Work to complete | Please retype the data in full and exactly; the pictures are not part of the copy.

▼

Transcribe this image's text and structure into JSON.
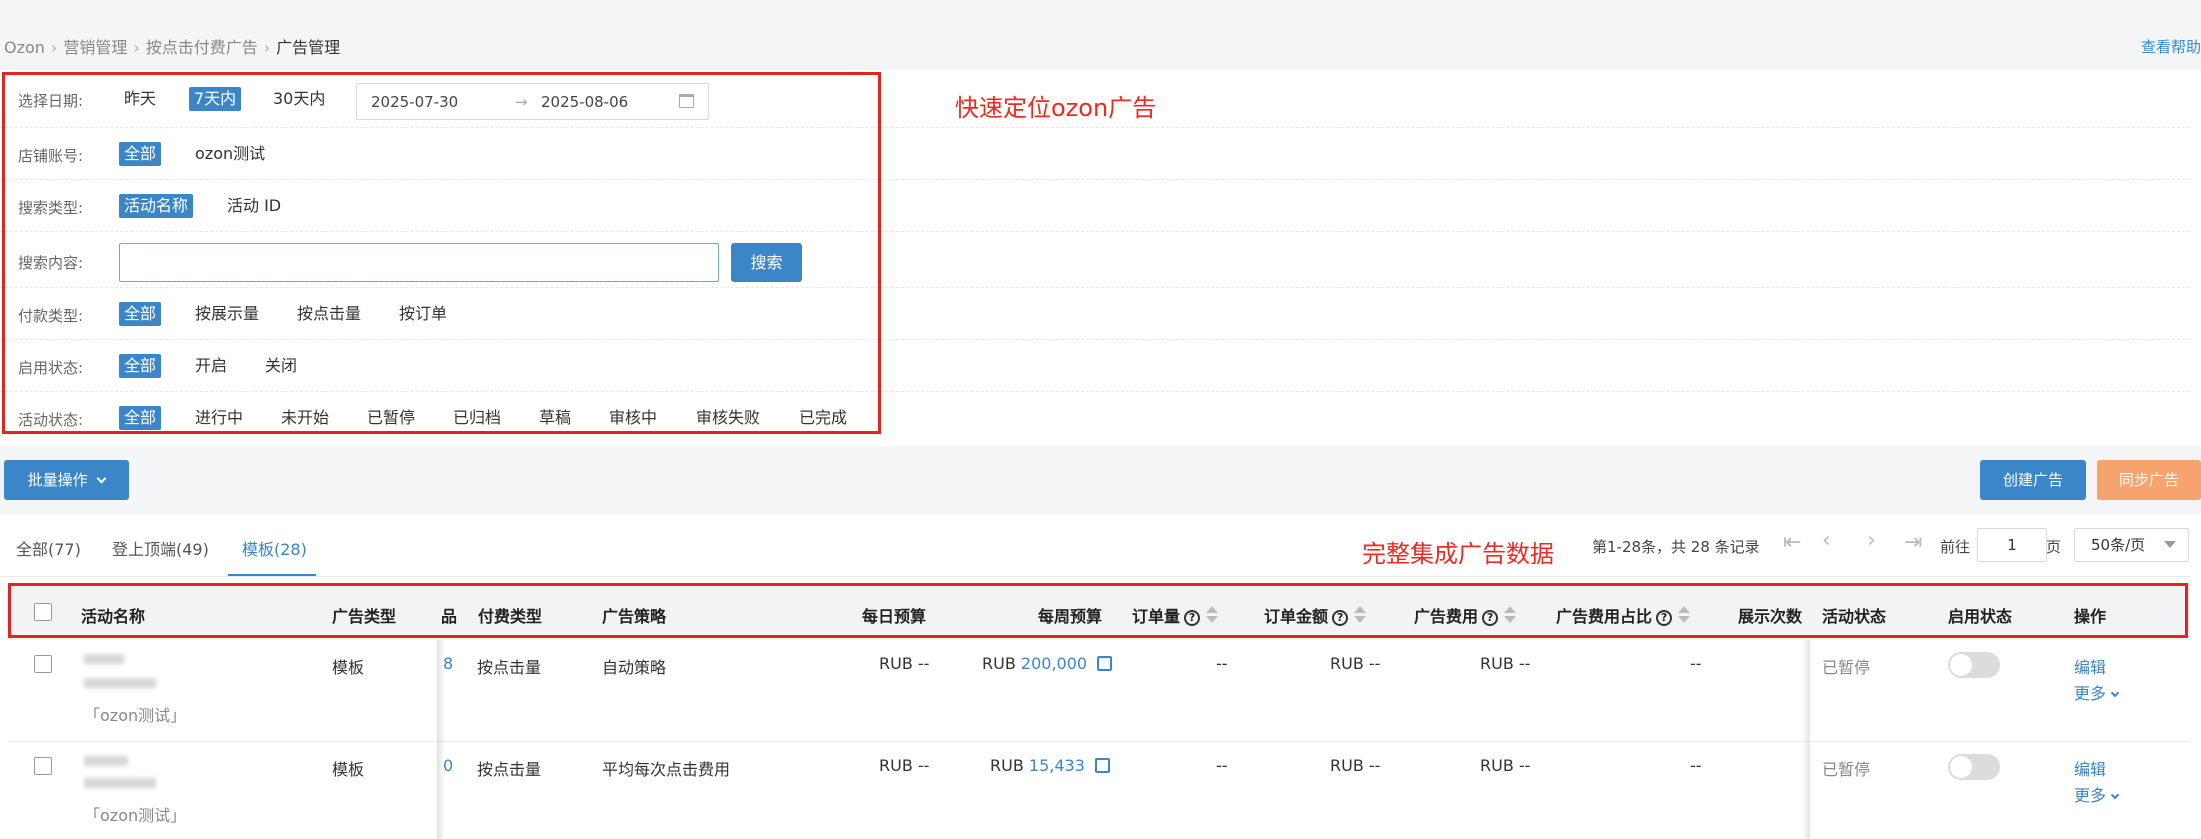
{
  "breadcrumb": {
    "items": [
      "Ozon",
      "营销管理",
      "按点击付费广告"
    ],
    "current": "广告管理"
  },
  "help_link": "查看帮助",
  "filters": {
    "date": {
      "label": "选择日期:",
      "options": [
        "昨天",
        "7天内",
        "30天内"
      ],
      "selected": "7天内",
      "start": "2025-07-30",
      "end": "2025-08-06",
      "arrow": "→"
    },
    "store": {
      "label": "店铺账号:",
      "options": [
        "全部",
        "ozon测试"
      ],
      "selected": "全部"
    },
    "search_type": {
      "label": "搜索类型:",
      "options": [
        "活动名称",
        "活动 ID"
      ],
      "selected": "活动名称"
    },
    "search_content": {
      "label": "搜索内容:",
      "value": "",
      "button": "搜索"
    },
    "pay_type": {
      "label": "付款类型:",
      "options": [
        "全部",
        "按展示量",
        "按点击量",
        "按订单"
      ],
      "selected": "全部"
    },
    "enable_status": {
      "label": "启用状态:",
      "options": [
        "全部",
        "开启",
        "关闭"
      ],
      "selected": "全部"
    },
    "activity_status": {
      "label": "活动状态:",
      "options": [
        "全部",
        "进行中",
        "未开始",
        "已暂停",
        "已归档",
        "草稿",
        "审核中",
        "审核失败",
        "已完成"
      ],
      "selected": "全部"
    }
  },
  "annotations": {
    "filter_note": "快速定位ozon广告",
    "table_note": "完整集成广告数据"
  },
  "actions": {
    "batch": "批量操作",
    "create": "创建广告",
    "sync": "同步广告"
  },
  "tabs": [
    {
      "label": "全部(77)",
      "active": false
    },
    {
      "label": "登上顶端(49)",
      "active": false
    },
    {
      "label": "模板(28)",
      "active": true
    }
  ],
  "pagination": {
    "summary": "第1-28条，共 28 条记录",
    "goto_label": "前往",
    "page": "1",
    "page_unit": "页",
    "page_size": "50条/页"
  },
  "table": {
    "headers": {
      "name": "活动名称",
      "ad_type": "广告类型",
      "product_partial": "品",
      "pay_type": "付费类型",
      "strategy": "广告策略",
      "daily_budget": "每日预算",
      "weekly_budget": "每周预算",
      "orders": "订单量",
      "order_amount": "订单金额",
      "ad_cost": "广告费用",
      "ad_cost_ratio": "广告费用占比",
      "impressions": "展示次数",
      "activity_status": "活动状态",
      "enable_status": "启用状态",
      "operation": "操作"
    },
    "rows": [
      {
        "store": "「ozon测试」",
        "ad_type": "模板",
        "product_partial": "8",
        "pay_type": "按点击量",
        "strategy": "自动策略",
        "daily_budget": "RUB --",
        "weekly_currency": "RUB",
        "weekly_value": "200,000",
        "orders": "--",
        "order_amount": "RUB --",
        "ad_cost": "RUB --",
        "ad_cost_ratio": "--",
        "activity_status": "已暂停",
        "enabled": false,
        "edit": "编辑",
        "more": "更多"
      },
      {
        "store": "「ozon测试」",
        "ad_type": "模板",
        "product_partial": "0",
        "pay_type": "按点击量",
        "strategy": "平均每次点击费用",
        "daily_budget": "RUB --",
        "weekly_currency": "RUB",
        "weekly_value": "15,433",
        "orders": "--",
        "order_amount": "RUB --",
        "ad_cost": "RUB --",
        "ad_cost_ratio": "--",
        "activity_status": "已暂停",
        "enabled": false,
        "edit": "编辑",
        "more": "更多"
      }
    ]
  },
  "colors": {
    "primary": "#3a86c8",
    "annotation_red": "#e5231f",
    "sync_button": "#f7a36d"
  }
}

▲

Expected output |
Transcribe this image's text and structure into JSON.
{
  "breadcrumb": {
    "items": [
      "Ozon",
      "营销管理",
      "按点击付费广告"
    ],
    "current": "广告管理"
  },
  "help_link": "查看帮助",
  "filters": {
    "date": {
      "label": "选择日期:",
      "options": [
        "昨天",
        "7天内",
        "30天内"
      ],
      "selected": "7天内",
      "start": "2025-07-30",
      "end": "2025-08-06",
      "arrow": "→"
    },
    "store": {
      "label": "店铺账号:",
      "options": [
        "全部",
        "ozon测试"
      ],
      "selected": "全部"
    },
    "search_type": {
      "label": "搜索类型:",
      "options": [
        "活动名称",
        "活动 ID"
      ],
      "selected": "活动名称"
    },
    "search_content": {
      "label": "搜索内容:",
      "value": "",
      "button": "搜索"
    },
    "pay_type": {
      "label": "付款类型:",
      "options": [
        "全部",
        "按展示量",
        "按点击量",
        "按订单"
      ],
      "selected": "全部"
    },
    "enable_status": {
      "label": "启用状态:",
      "options": [
        "全部",
        "开启",
        "关闭"
      ],
      "selected": "全部"
    },
    "activity_status": {
      "label": "活动状态:",
      "options": [
        "全部",
        "进行中",
        "未开始",
        "已暂停",
        "已归档",
        "草稿",
        "审核中",
        "审核失败",
        "已完成"
      ],
      "selected": "全部"
    }
  },
  "annotations": {
    "filter_note": "快速定位ozon广告",
    "table_note": "完整集成广告数据"
  },
  "actions": {
    "batch": "批量操作",
    "create": "创建广告",
    "sync": "同步广告"
  },
  "tabs": [
    {
      "label": "全部(77)",
      "active": false
    },
    {
      "label": "登上顶端(49)",
      "active": false
    },
    {
      "label": "模板(28)",
      "active": true
    }
  ],
  "pagination": {
    "summary": "第1-28条，共 28 条记录",
    "goto_label": "前往",
    "page": "1",
    "page_unit": "页",
    "page_size": "50条/页"
  },
  "table": {
    "headers": {
      "name": "活动名称",
      "ad_type": "广告类型",
      "product_partial": "品",
      "pay_type": "付费类型",
      "strategy": "广告策略",
      "daily_budget": "每日预算",
      "weekly_budget": "每周预算",
      "orders": "订单量",
      "order_amount": "订单金额",
      "ad_cost": "广告费用",
      "ad_cost_ratio": "广告费用占比",
      "impressions": "展示次数",
      "activity_status": "活动状态",
      "enable_status": "启用状态",
      "operation": "操作"
    },
    "rows": [
      {
        "store": "「ozon测试」",
        "ad_type": "模板",
        "product_partial": "8",
        "pay_type": "按点击量",
        "strategy": "自动策略",
        "daily_budget": "RUB --",
        "weekly_currency": "RUB",
        "weekly_value": "200,000",
        "orders": "--",
        "order_amount": "RUB --",
        "ad_cost": "RUB --",
        "ad_cost_ratio": "--",
        "activity_status": "已暂停",
        "enabled": false,
        "edit": "编辑",
        "more": "更多"
      },
      {
        "store": "「ozon测试」",
        "ad_type": "模板",
        "product_partial": "0",
        "pay_type": "按点击量",
        "strategy": "平均每次点击费用",
        "daily_budget": "RUB --",
        "weekly_currency": "RUB",
        "weekly_value": "15,433",
        "orders": "--",
        "order_amount": "RUB --",
        "ad_cost": "RUB --",
        "ad_cost_ratio": "--",
        "activity_status": "已暂停",
        "enabled": false,
        "edit": "编辑",
        "more": "更多"
      }
    ]
  },
  "colors": {
    "primary": "#3a86c8",
    "annotation_red": "#e5231f",
    "sync_button": "#f7a36d"
  }
}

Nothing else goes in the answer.